* [Directions]: Output all records precisely as written.

──────── Available data ────────

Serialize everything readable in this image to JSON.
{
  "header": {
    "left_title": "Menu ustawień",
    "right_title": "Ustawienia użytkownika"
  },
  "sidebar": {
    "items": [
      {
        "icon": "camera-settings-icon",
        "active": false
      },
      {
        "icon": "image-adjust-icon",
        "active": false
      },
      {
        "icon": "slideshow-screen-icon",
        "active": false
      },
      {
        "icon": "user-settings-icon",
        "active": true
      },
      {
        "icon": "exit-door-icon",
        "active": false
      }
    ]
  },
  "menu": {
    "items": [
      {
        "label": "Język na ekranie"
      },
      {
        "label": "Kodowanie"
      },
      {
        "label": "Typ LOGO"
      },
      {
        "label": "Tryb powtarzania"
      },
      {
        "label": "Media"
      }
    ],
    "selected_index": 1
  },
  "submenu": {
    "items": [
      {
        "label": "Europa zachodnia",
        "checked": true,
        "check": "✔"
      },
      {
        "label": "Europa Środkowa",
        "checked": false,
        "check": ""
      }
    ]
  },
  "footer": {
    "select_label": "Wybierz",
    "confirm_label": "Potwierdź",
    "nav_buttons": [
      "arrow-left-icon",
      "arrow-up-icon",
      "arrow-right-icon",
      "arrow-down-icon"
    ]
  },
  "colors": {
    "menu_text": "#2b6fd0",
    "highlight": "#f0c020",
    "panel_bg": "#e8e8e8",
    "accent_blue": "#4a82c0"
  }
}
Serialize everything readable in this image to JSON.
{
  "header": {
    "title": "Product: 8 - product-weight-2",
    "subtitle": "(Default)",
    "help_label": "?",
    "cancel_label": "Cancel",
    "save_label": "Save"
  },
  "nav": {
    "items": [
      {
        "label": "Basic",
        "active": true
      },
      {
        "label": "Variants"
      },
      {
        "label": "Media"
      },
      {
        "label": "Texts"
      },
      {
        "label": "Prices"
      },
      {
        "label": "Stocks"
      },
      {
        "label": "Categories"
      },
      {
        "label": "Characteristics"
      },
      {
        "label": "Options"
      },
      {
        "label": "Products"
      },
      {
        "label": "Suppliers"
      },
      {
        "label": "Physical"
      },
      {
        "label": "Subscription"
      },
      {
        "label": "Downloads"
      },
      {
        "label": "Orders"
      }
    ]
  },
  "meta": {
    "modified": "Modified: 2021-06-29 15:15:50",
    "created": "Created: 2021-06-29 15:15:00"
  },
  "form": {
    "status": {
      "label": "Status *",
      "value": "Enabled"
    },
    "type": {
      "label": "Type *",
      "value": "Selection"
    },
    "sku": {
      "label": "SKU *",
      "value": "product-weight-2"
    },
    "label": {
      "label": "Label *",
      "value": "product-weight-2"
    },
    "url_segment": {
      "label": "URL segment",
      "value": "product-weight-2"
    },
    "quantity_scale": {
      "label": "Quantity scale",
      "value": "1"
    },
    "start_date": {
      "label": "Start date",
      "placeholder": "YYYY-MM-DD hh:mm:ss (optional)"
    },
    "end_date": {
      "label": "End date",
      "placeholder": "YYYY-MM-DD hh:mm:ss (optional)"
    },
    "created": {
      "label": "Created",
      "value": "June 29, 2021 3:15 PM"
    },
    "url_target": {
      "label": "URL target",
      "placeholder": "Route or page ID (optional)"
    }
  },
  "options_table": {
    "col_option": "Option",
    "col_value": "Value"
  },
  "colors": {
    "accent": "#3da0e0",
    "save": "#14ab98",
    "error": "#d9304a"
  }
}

────────

* [Exercise solution]:
Serialize everything readable in this image to JSON.
{
  "header": {
    "left_title": "Menu ustawień",
    "right_title": "Ustawienia użytkownika"
  },
  "sidebar": {
    "items": [
      {
        "icon": "camera-settings-icon",
        "active": false
      },
      {
        "icon": "image-adjust-icon",
        "active": false
      },
      {
        "icon": "slideshow-screen-icon",
        "active": false
      },
      {
        "icon": "user-settings-icon",
        "active": true
      },
      {
        "icon": "exit-door-icon",
        "active": false
      }
    ]
  },
  "menu": {
    "items": [
      {
        "label": "Język na ekranie"
      },
      {
        "label": "Kodowanie"
      },
      {
        "label": "Typ LOGO"
      },
      {
        "label": "Tryb powtarzania"
      },
      {
        "label": "Media"
      }
    ],
    "selected_index": 1
  },
  "submenu": {
    "items": [
      {
        "label": "Europa zachodnia",
        "checked": true,
        "check": "✔"
      },
      {
        "label": "Europa Środkowa",
        "checked": false,
        "check": ""
      }
    ]
  },
  "footer": {
    "select_label": "Wybierz",
    "confirm_label": "Potwierdź",
    "nav_buttons": [
      "arrow-left-icon",
      "arrow-up-icon",
      "arrow-right-icon",
      "arrow-down-icon"
    ]
  },
  "colors": {
    "menu_text": "#2b6fd0",
    "highlight": "#f0c020",
    "panel_bg": "#e8e8e8",
    "accent_blue": "#4a82c0"
  }
}
Serialize everything readable in this image to JSON.
{
  "header": {
    "title": "Product: 8 - product-weight-2",
    "subtitle": "(Default)",
    "help_label": "?",
    "cancel_label": "Cancel",
    "save_label": "Save"
  },
  "nav": {
    "items": [
      {
        "label": "Basic",
        "active": true
      },
      {
        "label": "Variants"
      },
      {
        "label": "Media"
      },
      {
        "label": "Texts"
      },
      {
        "label": "Prices"
      },
      {
        "label": "Stocks"
      },
      {
        "label": "Categories"
      },
      {
        "label": "Characteristics"
      },
      {
        "label": "Options"
      },
      {
        "label": "Products"
      },
      {
        "label": "Suppliers"
      },
      {
        "label": "Physical"
      },
      {
        "label": "Subscription"
      },
      {
        "label": "Downloads"
      },
      {
        "label": "Orders"
      }
    ]
  },
  "meta": {
    "modified": "Modified: 2021-06-29 15:15:50",
    "created": "Created: 2021-06-29 15:15:00"
  },
  "form": {
    "status": {
      "label": "Status *",
      "value": "Enabled"
    },
    "type": {
      "label": "Type *",
      "value": "Selection"
    },
    "sku": {
      "label": "SKU *",
      "value": "product-weight-2"
    },
    "label": {
      "label": "Label *",
      "value": "product-weight-2"
    },
    "url_segment": {
      "label": "URL segment",
      "value": "product-weight-2"
    },
    "quantity_scale": {
      "label": "Quantity scale",
      "value": "1"
    },
    "start_date": {
      "label": "Start date",
      "placeholder": "YYYY-MM-DD hh:mm:ss (optional)"
    },
    "end_date": {
      "label": "End date",
      "placeholder": "YYYY-MM-DD hh:mm:ss (optional)"
    },
    "created": {
      "label": "Created",
      "value": "June 29, 2021 3:15 PM"
    },
    "url_target": {
      "label": "URL target",
      "placeholder": "Route or page ID (optional)"
    }
  },
  "options_table": {
    "col_option": "Option",
    "col_value": "Value"
  },
  "colors": {
    "accent": "#3da0e0",
    "save": "#14ab98",
    "error": "#d9304a"
  }
}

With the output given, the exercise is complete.